_Stated exercise_
Copy, from the entries below, each line where the word "this" can be found.

_Excerpted records_
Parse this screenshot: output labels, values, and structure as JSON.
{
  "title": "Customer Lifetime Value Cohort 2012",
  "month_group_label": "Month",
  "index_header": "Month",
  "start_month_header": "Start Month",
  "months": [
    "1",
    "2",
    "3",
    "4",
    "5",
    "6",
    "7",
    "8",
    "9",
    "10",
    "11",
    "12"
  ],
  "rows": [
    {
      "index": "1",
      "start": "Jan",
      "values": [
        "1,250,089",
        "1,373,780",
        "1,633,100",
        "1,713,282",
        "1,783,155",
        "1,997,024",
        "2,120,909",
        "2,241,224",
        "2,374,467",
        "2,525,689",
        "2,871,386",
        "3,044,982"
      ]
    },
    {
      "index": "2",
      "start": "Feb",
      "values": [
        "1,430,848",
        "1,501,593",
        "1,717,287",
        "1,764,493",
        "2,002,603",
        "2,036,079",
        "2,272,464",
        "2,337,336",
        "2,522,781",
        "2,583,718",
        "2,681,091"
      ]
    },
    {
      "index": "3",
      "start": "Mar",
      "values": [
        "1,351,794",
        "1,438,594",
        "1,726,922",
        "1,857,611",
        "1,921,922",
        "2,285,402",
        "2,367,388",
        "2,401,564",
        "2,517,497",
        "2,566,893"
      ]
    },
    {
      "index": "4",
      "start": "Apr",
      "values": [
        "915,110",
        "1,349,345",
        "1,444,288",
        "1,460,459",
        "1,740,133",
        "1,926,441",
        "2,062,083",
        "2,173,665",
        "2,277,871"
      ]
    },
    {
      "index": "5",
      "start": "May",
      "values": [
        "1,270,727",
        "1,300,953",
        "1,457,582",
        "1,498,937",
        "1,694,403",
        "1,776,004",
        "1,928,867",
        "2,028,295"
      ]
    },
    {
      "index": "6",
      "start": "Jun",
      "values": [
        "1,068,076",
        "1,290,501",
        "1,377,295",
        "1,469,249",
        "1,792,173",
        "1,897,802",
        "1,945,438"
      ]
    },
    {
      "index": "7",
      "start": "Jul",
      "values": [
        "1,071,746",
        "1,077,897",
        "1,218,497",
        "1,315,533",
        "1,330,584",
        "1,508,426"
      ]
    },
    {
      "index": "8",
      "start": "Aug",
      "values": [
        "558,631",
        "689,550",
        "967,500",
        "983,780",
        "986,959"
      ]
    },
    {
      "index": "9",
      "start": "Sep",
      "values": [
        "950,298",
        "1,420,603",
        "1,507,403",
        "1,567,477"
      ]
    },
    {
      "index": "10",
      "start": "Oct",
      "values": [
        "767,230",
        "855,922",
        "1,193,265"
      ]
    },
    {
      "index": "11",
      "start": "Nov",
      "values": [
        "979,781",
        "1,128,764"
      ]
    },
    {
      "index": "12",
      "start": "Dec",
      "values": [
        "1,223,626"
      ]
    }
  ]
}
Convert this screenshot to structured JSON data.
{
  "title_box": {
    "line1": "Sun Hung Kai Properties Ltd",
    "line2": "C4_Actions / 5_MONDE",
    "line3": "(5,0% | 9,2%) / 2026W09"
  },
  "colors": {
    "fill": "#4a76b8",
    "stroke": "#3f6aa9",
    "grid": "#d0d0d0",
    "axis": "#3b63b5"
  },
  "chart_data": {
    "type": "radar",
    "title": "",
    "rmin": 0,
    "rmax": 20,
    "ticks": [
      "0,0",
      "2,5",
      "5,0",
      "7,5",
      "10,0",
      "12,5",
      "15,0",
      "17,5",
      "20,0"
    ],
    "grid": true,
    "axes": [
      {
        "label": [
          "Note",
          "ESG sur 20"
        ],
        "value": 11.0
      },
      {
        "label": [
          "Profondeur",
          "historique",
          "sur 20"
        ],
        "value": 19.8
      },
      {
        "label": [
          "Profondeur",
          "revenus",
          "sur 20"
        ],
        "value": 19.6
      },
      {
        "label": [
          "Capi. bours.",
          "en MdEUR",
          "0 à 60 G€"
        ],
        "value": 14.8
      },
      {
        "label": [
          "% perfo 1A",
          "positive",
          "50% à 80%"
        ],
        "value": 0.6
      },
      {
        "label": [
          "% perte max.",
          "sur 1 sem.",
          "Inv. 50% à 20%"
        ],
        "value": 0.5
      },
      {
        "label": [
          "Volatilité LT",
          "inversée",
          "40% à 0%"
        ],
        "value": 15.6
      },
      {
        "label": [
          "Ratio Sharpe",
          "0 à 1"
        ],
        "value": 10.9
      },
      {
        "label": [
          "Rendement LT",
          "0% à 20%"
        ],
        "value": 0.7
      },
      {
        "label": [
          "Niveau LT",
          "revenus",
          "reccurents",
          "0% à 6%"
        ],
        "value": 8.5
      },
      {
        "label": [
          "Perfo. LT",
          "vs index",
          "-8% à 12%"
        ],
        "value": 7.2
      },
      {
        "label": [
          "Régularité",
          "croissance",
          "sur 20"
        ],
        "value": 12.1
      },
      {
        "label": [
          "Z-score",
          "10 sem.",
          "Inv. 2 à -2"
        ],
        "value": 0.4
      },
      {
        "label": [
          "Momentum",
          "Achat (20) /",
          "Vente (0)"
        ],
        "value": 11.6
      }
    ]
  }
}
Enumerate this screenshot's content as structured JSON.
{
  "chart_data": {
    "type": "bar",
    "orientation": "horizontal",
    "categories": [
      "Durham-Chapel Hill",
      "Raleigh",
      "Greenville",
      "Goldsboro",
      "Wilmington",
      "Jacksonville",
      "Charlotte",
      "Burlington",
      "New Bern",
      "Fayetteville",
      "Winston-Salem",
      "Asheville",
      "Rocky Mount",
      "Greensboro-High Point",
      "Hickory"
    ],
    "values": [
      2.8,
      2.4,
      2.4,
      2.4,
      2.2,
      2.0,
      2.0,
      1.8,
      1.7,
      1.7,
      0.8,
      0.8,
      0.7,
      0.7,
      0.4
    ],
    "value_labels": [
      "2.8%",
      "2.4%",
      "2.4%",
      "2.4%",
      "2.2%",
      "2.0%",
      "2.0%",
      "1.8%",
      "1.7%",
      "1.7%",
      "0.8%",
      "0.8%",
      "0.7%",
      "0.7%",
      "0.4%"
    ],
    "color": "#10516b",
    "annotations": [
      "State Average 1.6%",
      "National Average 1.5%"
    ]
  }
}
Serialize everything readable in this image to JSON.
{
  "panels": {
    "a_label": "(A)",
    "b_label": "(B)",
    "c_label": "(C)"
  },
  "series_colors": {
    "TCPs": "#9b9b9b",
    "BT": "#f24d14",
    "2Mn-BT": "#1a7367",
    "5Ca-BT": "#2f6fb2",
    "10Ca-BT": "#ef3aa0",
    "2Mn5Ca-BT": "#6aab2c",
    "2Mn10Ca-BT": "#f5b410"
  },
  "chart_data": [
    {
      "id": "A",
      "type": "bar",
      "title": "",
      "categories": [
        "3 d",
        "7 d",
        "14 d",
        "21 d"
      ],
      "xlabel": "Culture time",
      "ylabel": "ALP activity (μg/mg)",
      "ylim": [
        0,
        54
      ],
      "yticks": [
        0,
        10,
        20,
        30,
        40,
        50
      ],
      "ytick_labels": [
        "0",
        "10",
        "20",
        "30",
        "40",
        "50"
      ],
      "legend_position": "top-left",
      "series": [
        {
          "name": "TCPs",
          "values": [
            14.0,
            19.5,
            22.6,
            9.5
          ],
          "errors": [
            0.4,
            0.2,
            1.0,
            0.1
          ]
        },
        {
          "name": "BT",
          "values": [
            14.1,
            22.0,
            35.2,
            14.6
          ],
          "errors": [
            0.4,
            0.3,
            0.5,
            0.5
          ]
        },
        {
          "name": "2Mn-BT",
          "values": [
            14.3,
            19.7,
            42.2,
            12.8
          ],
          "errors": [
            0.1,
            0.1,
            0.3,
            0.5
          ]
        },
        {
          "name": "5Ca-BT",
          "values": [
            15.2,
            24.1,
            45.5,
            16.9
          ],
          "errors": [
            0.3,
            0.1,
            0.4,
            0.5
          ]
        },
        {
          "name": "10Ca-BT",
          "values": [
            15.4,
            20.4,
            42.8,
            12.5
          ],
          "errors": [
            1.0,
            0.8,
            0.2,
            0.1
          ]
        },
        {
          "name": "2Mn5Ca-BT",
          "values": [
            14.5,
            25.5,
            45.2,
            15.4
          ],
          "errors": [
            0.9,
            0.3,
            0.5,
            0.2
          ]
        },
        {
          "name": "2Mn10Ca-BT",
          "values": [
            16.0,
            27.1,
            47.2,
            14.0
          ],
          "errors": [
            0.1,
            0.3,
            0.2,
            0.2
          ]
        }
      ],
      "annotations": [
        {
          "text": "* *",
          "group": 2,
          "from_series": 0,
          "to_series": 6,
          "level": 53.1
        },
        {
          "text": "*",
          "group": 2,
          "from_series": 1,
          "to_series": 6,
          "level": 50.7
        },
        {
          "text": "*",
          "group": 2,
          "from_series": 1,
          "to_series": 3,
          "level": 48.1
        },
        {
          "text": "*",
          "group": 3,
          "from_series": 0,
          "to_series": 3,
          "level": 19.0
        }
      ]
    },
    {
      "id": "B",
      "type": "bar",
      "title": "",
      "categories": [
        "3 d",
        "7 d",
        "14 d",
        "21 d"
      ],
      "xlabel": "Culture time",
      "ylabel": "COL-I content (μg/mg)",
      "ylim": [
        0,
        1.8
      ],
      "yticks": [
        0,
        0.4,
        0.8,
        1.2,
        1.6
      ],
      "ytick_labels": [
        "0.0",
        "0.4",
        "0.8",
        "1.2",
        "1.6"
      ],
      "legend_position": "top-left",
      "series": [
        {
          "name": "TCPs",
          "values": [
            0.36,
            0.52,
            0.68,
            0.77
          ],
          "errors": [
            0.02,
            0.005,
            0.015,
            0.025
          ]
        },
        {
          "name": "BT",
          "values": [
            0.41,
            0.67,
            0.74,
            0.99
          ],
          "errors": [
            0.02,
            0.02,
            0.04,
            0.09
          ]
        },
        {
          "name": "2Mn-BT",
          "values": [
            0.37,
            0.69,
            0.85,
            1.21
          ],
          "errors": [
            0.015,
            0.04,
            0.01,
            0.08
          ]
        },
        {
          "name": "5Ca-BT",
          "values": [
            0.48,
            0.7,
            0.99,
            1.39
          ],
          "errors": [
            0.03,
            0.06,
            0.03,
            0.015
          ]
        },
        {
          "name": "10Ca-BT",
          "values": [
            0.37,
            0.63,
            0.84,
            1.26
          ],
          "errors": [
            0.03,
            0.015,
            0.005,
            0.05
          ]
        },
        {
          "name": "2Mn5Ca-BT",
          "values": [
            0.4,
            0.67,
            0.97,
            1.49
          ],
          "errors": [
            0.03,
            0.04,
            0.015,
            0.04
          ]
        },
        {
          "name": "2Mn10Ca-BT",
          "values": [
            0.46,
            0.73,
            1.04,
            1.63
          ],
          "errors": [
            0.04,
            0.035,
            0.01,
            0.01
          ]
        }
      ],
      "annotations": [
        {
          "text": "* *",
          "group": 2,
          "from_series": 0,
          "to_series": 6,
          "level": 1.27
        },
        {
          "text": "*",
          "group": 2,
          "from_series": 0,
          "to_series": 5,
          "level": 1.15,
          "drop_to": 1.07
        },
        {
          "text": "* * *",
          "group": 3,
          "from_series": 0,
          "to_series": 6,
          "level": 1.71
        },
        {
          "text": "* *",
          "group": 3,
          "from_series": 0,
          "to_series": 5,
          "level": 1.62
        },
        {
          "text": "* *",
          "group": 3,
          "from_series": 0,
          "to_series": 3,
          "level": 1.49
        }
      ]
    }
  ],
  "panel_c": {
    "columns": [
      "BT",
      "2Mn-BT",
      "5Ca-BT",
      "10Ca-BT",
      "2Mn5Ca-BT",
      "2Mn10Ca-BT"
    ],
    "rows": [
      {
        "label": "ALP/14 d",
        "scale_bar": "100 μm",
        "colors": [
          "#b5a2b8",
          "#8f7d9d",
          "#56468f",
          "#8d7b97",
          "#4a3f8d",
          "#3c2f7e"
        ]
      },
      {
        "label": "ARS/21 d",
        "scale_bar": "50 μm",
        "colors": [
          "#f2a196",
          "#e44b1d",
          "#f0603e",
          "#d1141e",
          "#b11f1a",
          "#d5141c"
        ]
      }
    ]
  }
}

_Written response_
Parse this screenshot: output labels, values, and structure as JSON.
Convert this screenshot to structured JSON data.
Enumerate this screenshot's content as structured JSON.
Serialize everything readable in this image to JSON.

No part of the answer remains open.